#### The input

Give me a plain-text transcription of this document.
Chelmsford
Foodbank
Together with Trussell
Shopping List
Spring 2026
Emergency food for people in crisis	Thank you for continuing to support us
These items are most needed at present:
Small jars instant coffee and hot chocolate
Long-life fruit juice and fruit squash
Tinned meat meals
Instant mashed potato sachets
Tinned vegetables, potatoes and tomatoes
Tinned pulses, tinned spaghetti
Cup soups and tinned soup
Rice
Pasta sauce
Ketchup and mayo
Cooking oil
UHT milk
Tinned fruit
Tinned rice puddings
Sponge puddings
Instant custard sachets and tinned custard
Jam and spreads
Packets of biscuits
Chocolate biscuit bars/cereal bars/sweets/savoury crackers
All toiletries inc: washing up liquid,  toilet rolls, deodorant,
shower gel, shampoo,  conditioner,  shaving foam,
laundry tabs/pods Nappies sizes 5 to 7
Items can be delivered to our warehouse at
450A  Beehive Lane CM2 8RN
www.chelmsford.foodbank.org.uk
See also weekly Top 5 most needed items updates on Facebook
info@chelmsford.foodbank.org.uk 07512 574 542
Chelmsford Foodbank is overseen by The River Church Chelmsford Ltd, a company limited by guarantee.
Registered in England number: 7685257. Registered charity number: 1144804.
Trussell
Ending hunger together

########

▸ Exercise description
Pull every line containing "fruit" out of the data above.

▸ Written reply
Long-life fruit juice and fruit squash
Tinned fruit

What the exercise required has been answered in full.